Task to carry out: Reproduce the records below exactly, leaving out any pictures.
:: Record excerpts
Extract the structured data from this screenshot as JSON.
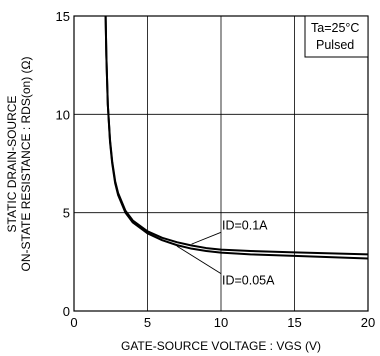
{
  "chart_data": {
    "type": "line",
    "title": "",
    "xlabel": "GATE-SOURCE  VOLTAGE : VGS (V)",
    "ylabel_line1": "STATIC  DRAIN-SOURCE",
    "ylabel_line2": "ON-STATE  RESISTANCE : RDS(on) (Ω)",
    "xlim": [
      0,
      20
    ],
    "ylim": [
      0,
      15
    ],
    "xticks": [
      0,
      5,
      10,
      15,
      20
    ],
    "yticks": [
      0,
      5,
      10,
      15
    ],
    "grid": true,
    "conditions": [
      "Ta=25°C",
      "Pulsed"
    ],
    "series": [
      {
        "name": "ID=0.1A",
        "x": [
          2.15,
          2.2,
          2.3,
          2.45,
          2.6,
          2.8,
          3.0,
          3.5,
          4.0,
          5.0,
          6.0,
          7.0,
          8.0,
          9.0,
          10.0,
          12.0,
          15.0,
          20.0
        ],
        "y": [
          15.0,
          13.0,
          10.5,
          8.7,
          7.6,
          6.6,
          6.0,
          5.1,
          4.6,
          4.05,
          3.72,
          3.5,
          3.33,
          3.2,
          3.12,
          3.05,
          2.98,
          2.88
        ]
      },
      {
        "name": "ID=0.05A",
        "x": [
          2.15,
          2.2,
          2.3,
          2.45,
          2.6,
          2.8,
          3.0,
          3.5,
          4.0,
          5.0,
          6.0,
          7.0,
          8.0,
          9.0,
          10.0,
          12.0,
          15.0,
          20.0
        ],
        "y": [
          15.0,
          13.0,
          10.5,
          8.6,
          7.5,
          6.5,
          5.9,
          5.0,
          4.5,
          3.95,
          3.6,
          3.35,
          3.17,
          3.05,
          2.97,
          2.88,
          2.8,
          2.67
        ]
      }
    ],
    "annotations": [
      {
        "text": "ID=0.1A",
        "x": 8.0,
        "y": 3.4,
        "label_x": 10.0,
        "label_y": 4.0
      },
      {
        "text": "ID=0.05A",
        "x": 7.0,
        "y": 3.3,
        "label_x": 10.0,
        "label_y": 1.9
      }
    ]
  }
}
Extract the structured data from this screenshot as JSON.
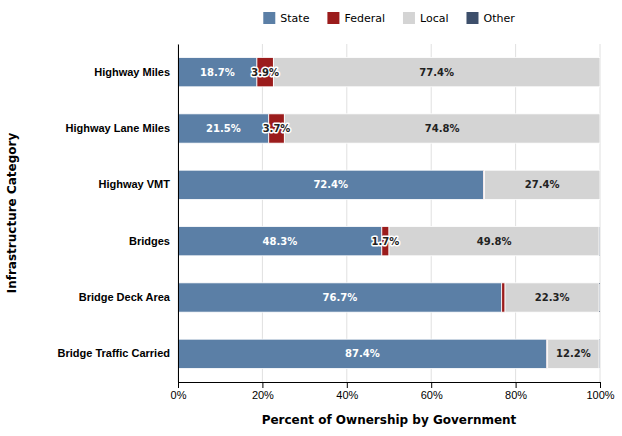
{
  "chart_data": {
    "type": "bar",
    "orientation": "horizontal",
    "stacked": true,
    "categories": [
      "Highway Miles",
      "Highway Lane Miles",
      "Highway VMT",
      "Bridges",
      "Bridge Deck Area",
      "Bridge Traffic Carried"
    ],
    "series": [
      {
        "name": "State",
        "color": "#5b7fa6",
        "values": [
          18.7,
          21.5,
          72.4,
          48.3,
          76.7,
          87.4
        ],
        "value_labels": [
          "18.7%",
          "21.5%",
          "72.4%",
          "48.3%",
          "76.7%",
          "87.4%"
        ]
      },
      {
        "name": "Federal",
        "color": "#9b1c1c",
        "values": [
          3.9,
          3.7,
          0.2,
          1.7,
          0.8,
          0.2
        ],
        "value_labels": [
          "3.9%",
          "3.7%",
          null,
          "1.7%",
          null,
          null
        ]
      },
      {
        "name": "Local",
        "color": "#d4d4d4",
        "values": [
          77.4,
          74.8,
          27.4,
          49.8,
          22.3,
          12.2
        ],
        "value_labels": [
          "77.4%",
          "74.8%",
          "27.4%",
          "49.8%",
          "22.3%",
          "12.2%"
        ]
      },
      {
        "name": "Other",
        "color": "#3d4f6b",
        "values": [
          0.0,
          0.0,
          0.0,
          0.2,
          0.2,
          0.2
        ],
        "value_labels": [
          null,
          null,
          null,
          null,
          null,
          null
        ]
      }
    ],
    "xlabel": "Percent of Ownership by Government",
    "ylabel": "Infrastructure Category",
    "xlim": [
      0,
      100
    ],
    "xticks": [
      {
        "value": 0,
        "label": "0%"
      },
      {
        "value": 20,
        "label": "20%"
      },
      {
        "value": 40,
        "label": "40%"
      },
      {
        "value": 60,
        "label": "60%"
      },
      {
        "value": 80,
        "label": "80%"
      },
      {
        "value": 100,
        "label": "100%"
      }
    ],
    "grid": true,
    "legend": "top",
    "data_labels": true
  }
}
::::
Written solution:
Extract the structured data from this screenshot as JSON.
{
  "chart_data": {
    "type": "line",
    "title": "",
    "xlabel": "GATE-SOURCE  VOLTAGE : VGS (V)",
    "ylabel_line1": "STATIC  DRAIN-SOURCE",
    "ylabel_line2": "ON-STATE  RESISTANCE : RDS(on) (Ω)",
    "xlim": [
      0,
      20
    ],
    "ylim": [
      0,
      15
    ],
    "xticks": [
      0,
      5,
      10,
      15,
      20
    ],
    "yticks": [
      0,
      5,
      10,
      15
    ],
    "grid": true,
    "conditions": [
      "Ta=25°C",
      "Pulsed"
    ],
    "series": [
      {
        "name": "ID=0.1A",
        "x": [
          2.15,
          2.2,
          2.3,
          2.45,
          2.6,
          2.8,
          3.0,
          3.5,
          4.0,
          5.0,
          6.0,
          7.0,
          8.0,
          9.0,
          10.0,
          12.0,
          15.0,
          20.0
        ],
        "y": [
          15.0,
          13.0,
          10.5,
          8.7,
          7.6,
          6.6,
          6.0,
          5.1,
          4.6,
          4.05,
          3.72,
          3.5,
          3.33,
          3.2,
          3.12,
          3.05,
          2.98,
          2.88
        ]
      },
      {
        "name": "ID=0.05A",
        "x": [
          2.15,
          2.2,
          2.3,
          2.45,
          2.6,
          2.8,
          3.0,
          3.5,
          4.0,
          5.0,
          6.0,
          7.0,
          8.0,
          9.0,
          10.0,
          12.0,
          15.0,
          20.0
        ],
        "y": [
          15.0,
          13.0,
          10.5,
          8.6,
          7.5,
          6.5,
          5.9,
          5.0,
          4.5,
          3.95,
          3.6,
          3.35,
          3.17,
          3.05,
          2.97,
          2.88,
          2.8,
          2.67
        ]
      }
    ],
    "annotations": [
      {
        "text": "ID=0.1A",
        "x": 8.0,
        "y": 3.4,
        "label_x": 10.0,
        "label_y": 4.0
      },
      {
        "text": "ID=0.05A",
        "x": 7.0,
        "y": 3.3,
        "label_x": 10.0,
        "label_y": 1.9
      }
    ]
  }
}
Extract the structured data from this screenshot as JSON.
{
  "chart_data": {
    "type": "bar",
    "orientation": "horizontal",
    "stacked": true,
    "categories": [
      "Highway Miles",
      "Highway Lane Miles",
      "Highway VMT",
      "Bridges",
      "Bridge Deck Area",
      "Bridge Traffic Carried"
    ],
    "series": [
      {
        "name": "State",
        "color": "#5b7fa6",
        "values": [
          18.7,
          21.5,
          72.4,
          48.3,
          76.7,
          87.4
        ],
        "value_labels": [
          "18.7%",
          "21.5%",
          "72.4%",
          "48.3%",
          "76.7%",
          "87.4%"
        ]
      },
      {
        "name": "Federal",
        "color": "#9b1c1c",
        "values": [
          3.9,
          3.7,
          0.2,
          1.7,
          0.8,
          0.2
        ],
        "value_labels": [
          "3.9%",
          "3.7%",
          null,
          "1.7%",
          null,
          null
        ]
      },
      {
        "name": "Local",
        "color": "#d4d4d4",
        "values": [
          77.4,
          74.8,
          27.4,
          49.8,
          22.3,
          12.2
        ],
        "value_labels": [
          "77.4%",
          "74.8%",
          "27.4%",
          "49.8%",
          "22.3%",
          "12.2%"
        ]
      },
      {
        "name": "Other",
        "color": "#3d4f6b",
        "values": [
          0.0,
          0.0,
          0.0,
          0.2,
          0.2,
          0.2
        ],
        "value_labels": [
          null,
          null,
          null,
          null,
          null,
          null
        ]
      }
    ],
    "xlabel": "Percent of Ownership by Government",
    "ylabel": "Infrastructure Category",
    "xlim": [
      0,
      100
    ],
    "xticks": [
      {
        "value": 0,
        "label": "0%"
      },
      {
        "value": 20,
        "label": "20%"
      },
      {
        "value": 40,
        "label": "40%"
      },
      {
        "value": 60,
        "label": "60%"
      },
      {
        "value": 80,
        "label": "80%"
      },
      {
        "value": 100,
        "label": "100%"
      }
    ],
    "grid": true,
    "legend": "top",
    "data_labels": true
  }
}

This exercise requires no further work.